_What you are asked to do_. Gather all lines in the data that hold the string "disubstituted".

_Entries provided_.
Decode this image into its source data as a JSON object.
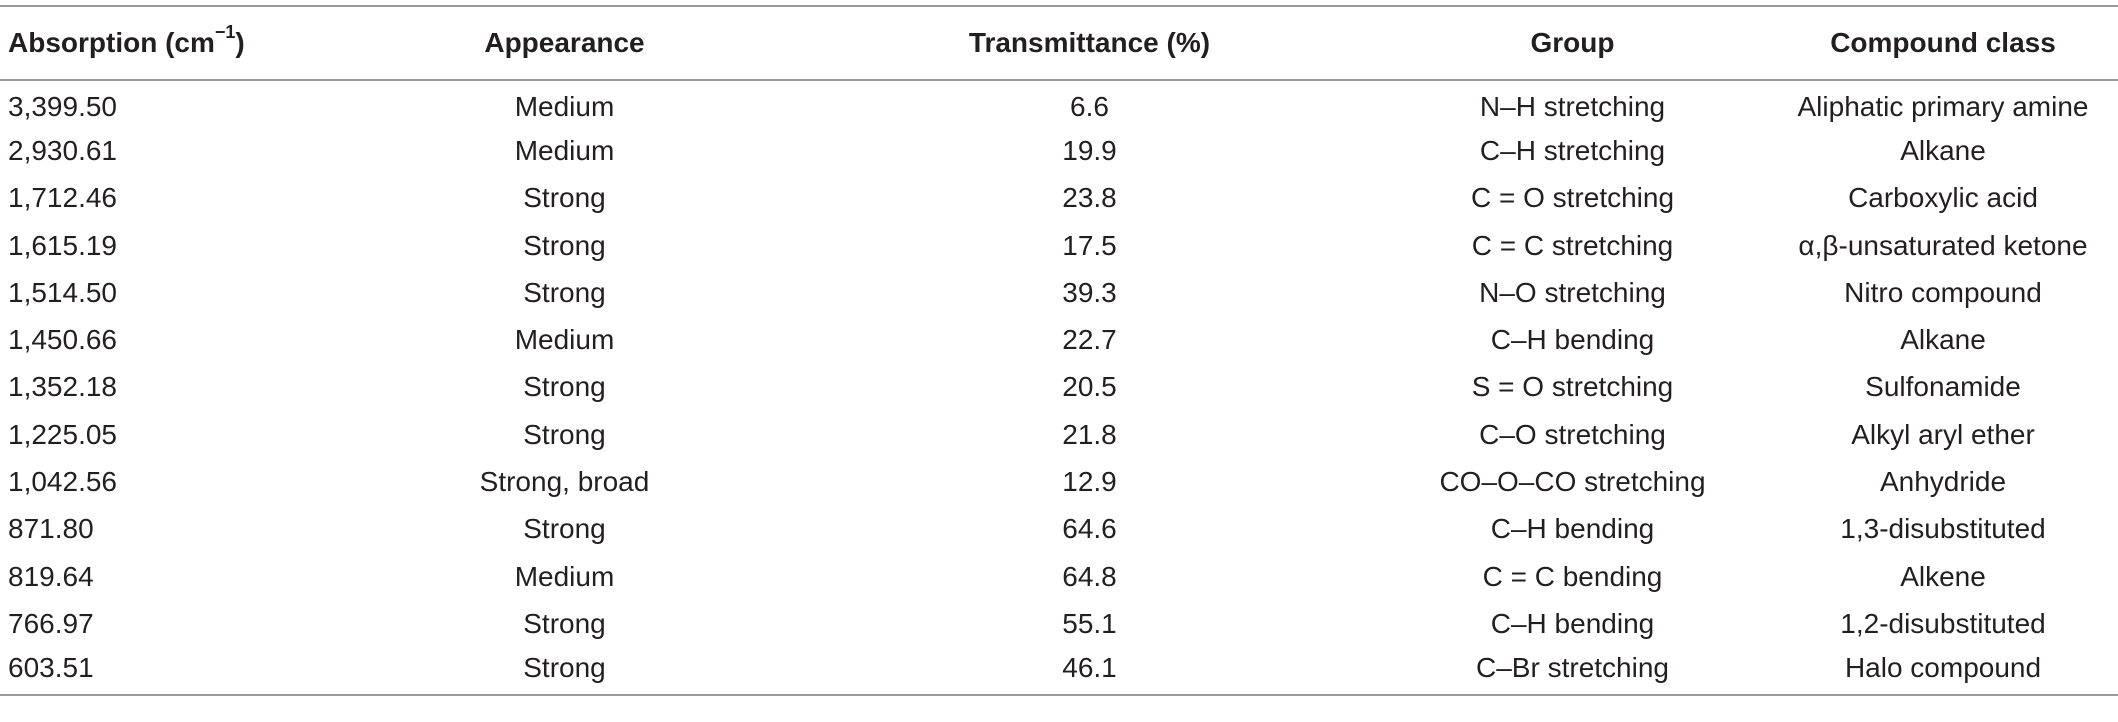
{
  "table": {
    "headers": {
      "absorption_prefix": "Absorption (cm",
      "absorption_sup": "−1",
      "absorption_suffix": ")",
      "appearance": "Appearance",
      "transmittance": "Transmittance (%)",
      "group": "Group",
      "compound_class": "Compound class"
    },
    "rows": [
      [
        "3,399.50",
        "Medium",
        "6.6",
        "N–H stretching",
        "Aliphatic primary amine"
      ],
      [
        "2,930.61",
        "Medium",
        "19.9",
        "C–H stretching",
        "Alkane"
      ],
      [
        "1,712.46",
        "Strong",
        "23.8",
        "C = O stretching",
        "Carboxylic acid"
      ],
      [
        "1,615.19",
        "Strong",
        "17.5",
        "C = C stretching",
        "α,β-unsaturated ketone"
      ],
      [
        "1,514.50",
        "Strong",
        "39.3",
        "N–O stretching",
        "Nitro compound"
      ],
      [
        "1,450.66",
        "Medium",
        "22.7",
        "C–H bending",
        "Alkane"
      ],
      [
        "1,352.18",
        "Strong",
        "20.5",
        "S = O stretching",
        "Sulfonamide"
      ],
      [
        "1,225.05",
        "Strong",
        "21.8",
        "C–O stretching",
        "Alkyl aryl ether"
      ],
      [
        "1,042.56",
        "Strong, broad",
        "12.9",
        "CO–O–CO stretching",
        "Anhydride"
      ],
      [
        "871.80",
        "Strong",
        "64.6",
        "C–H bending",
        "1,3-disubstituted"
      ],
      [
        "819.64",
        "Medium",
        "64.8",
        "C = C bending",
        "Alkene"
      ],
      [
        "766.97",
        "Strong",
        "55.1",
        "C–H bending",
        "1,2-disubstituted"
      ],
      [
        "603.51",
        "Strong",
        "46.1",
        "C–Br stretching",
        "Halo compound"
      ]
    ]
  }
}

_Solution to this task_.
        "1,3-disubstituted"
        "1,2-disubstituted"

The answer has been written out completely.